* [PROBLEM DETAILS] Copy out every record below exactly as written, but leave out any pictures.
___ PROVIDED ENTRIES ___
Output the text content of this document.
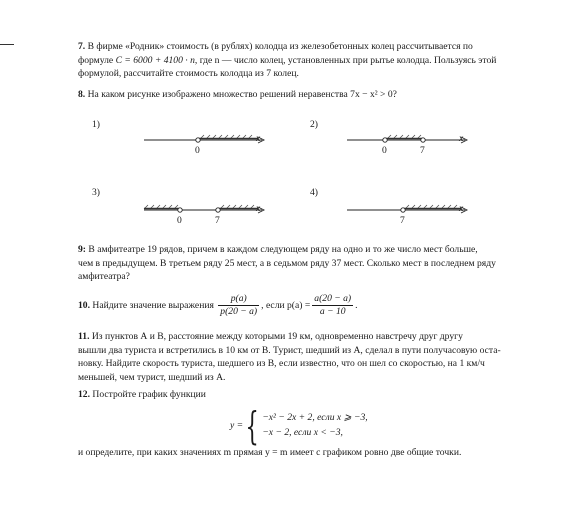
7. В фирме «Родник» стоимость (в рублях) колодца из железобетонных колец рассчитывается по

формуле C = 6000 + 4100 · n, где n — число колец, установленных при рытье колодца. Пользуясь этой

формулой, рассчитайте стоимость колодца из 7 колец.

8. На каком рисунке изображено множество решений неравенства 7x − x² > 0?

1)
0
x
2)
0	7
x
3)
0	7
x
4)
7
x

9: В амфитеатре 19 рядов, причем в каждом следующем ряду на одно и то же число мест больше,

чем в предыдущем. В третьем ряду 25 мест, а в седьмом ряду 37 мест. Сколько мест в последнем ряду

амфитеатра?

10.
Найдите значение выражения
$\frac{p(a)}{p(20 - a)}$ , если $p(a) = \frac{a(20 - a)}{a - 10}$ .

11. Из пунктов А и В, расстояние между которыми 19 км, одновременно навстречу друг другу

вышли два туриста и встретились в 10 км от В. Турист, шедший из А, сделал в пути получасовую оста-

новку. Найдите скорость туриста, шедшего из В, если известно, что он шел со скоростью, на 1 км/ч

меньшей, чем турист, шедший из А.

12. Постройте график функции

y = { −x² − 2x + 2, если x ⩾ −3,
−x − 2, если x < −3,

и определите, при каких значениях m прямая y = m имеет с графиком ровно две общие точки.
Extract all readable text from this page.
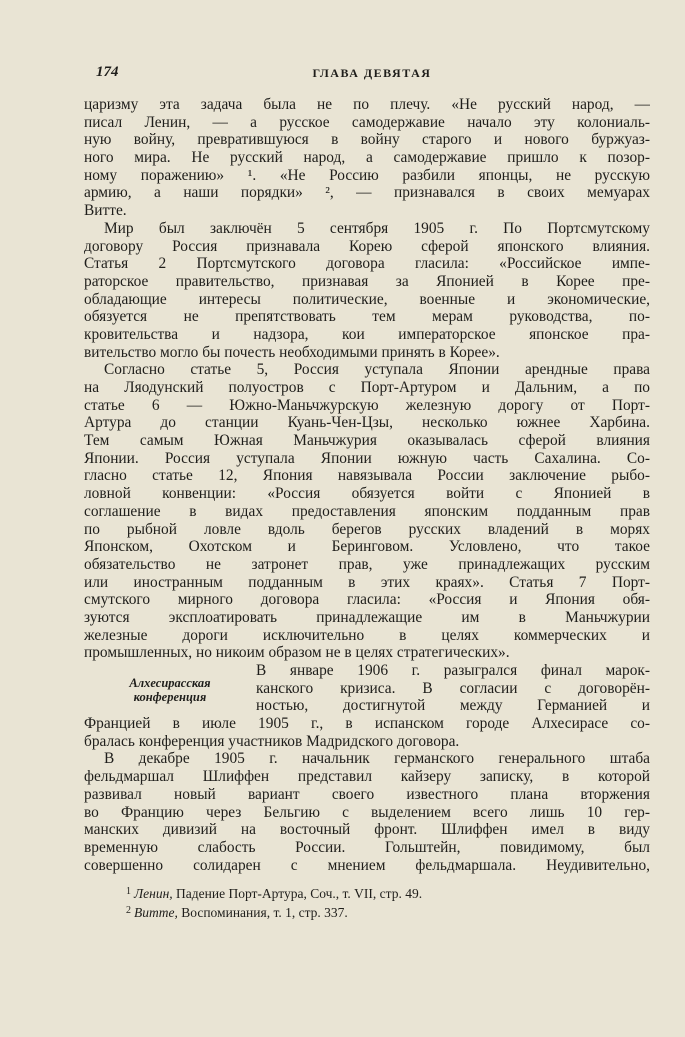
174	ГЛАВА ДЕВЯТАЯ
царизму эта задача была не по плечу. «Не русский народ, —
писал Ленин, — а русское самодержавие начало эту колониаль-
ную войну, превратившуюся в войну старого и нового буржуаз-
ного мира. Не русский народ, а самодержавие пришло к позор-
ному поражению» ¹. «Не Россию разбили японцы, не русскую
армию, а наши порядки» ², — признавался в своих мемуарах
Витте.
Мир был заключён 5 сентября 1905 г. По Портсмутскому
договору Россия признавала Корею сферой японского влияния.
Статья 2 Портсмутского договора гласила: «Российское импе-
раторское правительство, признавая за Японией в Корее пре-
обладающие интересы политические, военные и экономические,
обязуется не препятствовать тем мерам руководства, по-
кровительства и надзора, кои императорское японское пра-
вительство могло бы почесть необходимыми принять в Корее».
Согласно статье 5, Россия уступала Японии арендные права
на Ляодунский полуостров с Порт-Артуром и Дальним, а по
статье 6 — Южно-Маньчжурскую железную дорогу от Порт-
Артура до станции Куань-Чен-Цзы, несколько южнее Харбина.
Тем самым Южная Маньчжурия оказывалась сферой влияния
Японии. Россия уступала Японии южную часть Сахалина. Со-
гласно статье 12, Япония навязывала России заключение рыбо-
ловной конвенции: «Россия обязуется войти с Японией в
соглашение в видах предоставления японским подданным прав
по рыбной ловле вдоль берегов русских владений в морях
Японском, Охотском и Беринговом. Условлено, что такое
обязательство не затронет прав, уже принадлежащих русским
или иностранным подданным в этих краях». Статья 7 Порт-
смутского мирного договора гласила: «Россия и Япония обя-
зуются эксплоатировать принадлежащие им в Маньчжурии
железные дороги исключительно в целях коммерческих и
промышленных, но никоим образом не в целях стратегических».
Алхесирасская
конференция
В январе 1906 г. разыгрался финал марок-
канского кризиса. В согласии с договорён-
ностью, достигнутой между Германией и
Францией в июле 1905 г., в испанском городе Алхесирасе со-
бралась конференция участников Мадридского договора.
В декабре 1905 г. начальник германского генерального штаба
фельдмаршал Шлиффен представил кайзеру записку, в которой
развивал новый вариант своего известного плана вторжения
во Францию через Бельгию с выделением всего лишь 10 гер-
манских дивизий на восточный фронт. Шлиффен имел в виду
временную слабость России. Гольштейн, повидимому, был
совершенно солидарен с мнением фельдмаршала. Неудивительно,
$^1$ Ленин, Падение Порт-Артура, Соч., т. VII, стр. 49.
$^2$ Витте, Воспоминания, т. 1, стр. 337.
___
* [FINAL ANSWER]
Output the text content of this document.
7. В фирме «Родник» стоимость (в рублях) колодца из железобетонных колец рассчитывается по

формуле C = 6000 + 4100 · n, где n — число колец, установленных при рытье колодца. Пользуясь этой

формулой, рассчитайте стоимость колодца из 7 колец.

8. На каком рисунке изображено множество решений неравенства 7x − x² > 0?

1)
0
x
2)
0	7
x
3)
0	7
x
4)
7
x

9: В амфитеатре 19 рядов, причем в каждом следующем ряду на одно и то же число мест больше,

чем в предыдущем. В третьем ряду 25 мест, а в седьмом ряду 37 мест. Сколько мест в последнем ряду

амфитеатра?

10.
Найдите значение выражения
$\frac{p(a)}{p(20 - a)}$ , если $p(a) = \frac{a(20 - a)}{a - 10}$ .

11. Из пунктов А и В, расстояние между которыми 19 км, одновременно навстречу друг другу

вышли два туриста и встретились в 10 км от В. Турист, шедший из А, сделал в пути получасовую оста-

новку. Найдите скорость туриста, шедшего из В, если известно, что он шел со скоростью, на 1 км/ч

меньшей, чем турист, шедший из А.

12. Постройте график функции

y = { −x² − 2x + 2, если x ⩾ −3,
−x − 2, если x < −3,

и определите, при каких значениях m прямая y = m имеет с графиком ровно две общие точки.
Extract all readable text from this page.
174	ГЛАВА ДЕВЯТАЯ
царизму эта задача была не по плечу. «Не русский народ, —
писал Ленин, — а русское самодержавие начало эту колониаль-
ную войну, превратившуюся в войну старого и нового буржуаз-
ного мира. Не русский народ, а самодержавие пришло к позор-
ному поражению» ¹. «Не Россию разбили японцы, не русскую
армию, а наши порядки» ², — признавался в своих мемуарах
Витте.
Мир был заключён 5 сентября 1905 г. По Портсмутскому
договору Россия признавала Корею сферой японского влияния.
Статья 2 Портсмутского договора гласила: «Российское импе-
раторское правительство, признавая за Японией в Корее пре-
обладающие интересы политические, военные и экономические,
обязуется не препятствовать тем мерам руководства, по-
кровительства и надзора, кои императорское японское пра-
вительство могло бы почесть необходимыми принять в Корее».
Согласно статье 5, Россия уступала Японии арендные права
на Ляодунский полуостров с Порт-Артуром и Дальним, а по
статье 6 — Южно-Маньчжурскую железную дорогу от Порт-
Артура до станции Куань-Чен-Цзы, несколько южнее Харбина.
Тем самым Южная Маньчжурия оказывалась сферой влияния
Японии. Россия уступала Японии южную часть Сахалина. Со-
гласно статье 12, Япония навязывала России заключение рыбо-
ловной конвенции: «Россия обязуется войти с Японией в
соглашение в видах предоставления японским подданным прав
по рыбной ловле вдоль берегов русских владений в морях
Японском, Охотском и Беринговом. Условлено, что такое
обязательство не затронет прав, уже принадлежащих русским
или иностранным подданным в этих краях». Статья 7 Порт-
смутского мирного договора гласила: «Россия и Япония обя-
зуются эксплоатировать принадлежащие им в Маньчжурии
железные дороги исключительно в целях коммерческих и
промышленных, но никоим образом не в целях стратегических».
Алхесирасская
конференция
В январе 1906 г. разыгрался финал марок-
канского кризиса. В согласии с договорён-
ностью, достигнутой между Германией и
Францией в июле 1905 г., в испанском городе Алхесирасе со-
бралась конференция участников Мадридского договора.
В декабре 1905 г. начальник германского генерального штаба
фельдмаршал Шлиффен представил кайзеру записку, в которой
развивал новый вариант своего известного плана вторжения
во Францию через Бельгию с выделением всего лишь 10 гер-
манских дивизий на восточный фронт. Шлиффен имел в виду
временную слабость России. Гольштейн, повидимому, был
совершенно солидарен с мнением фельдмаршала. Неудивительно,
$^1$ Ленин, Падение Порт-Артура, Соч., т. VII, стр. 49.
$^2$ Витте, Воспоминания, т. 1, стр. 337.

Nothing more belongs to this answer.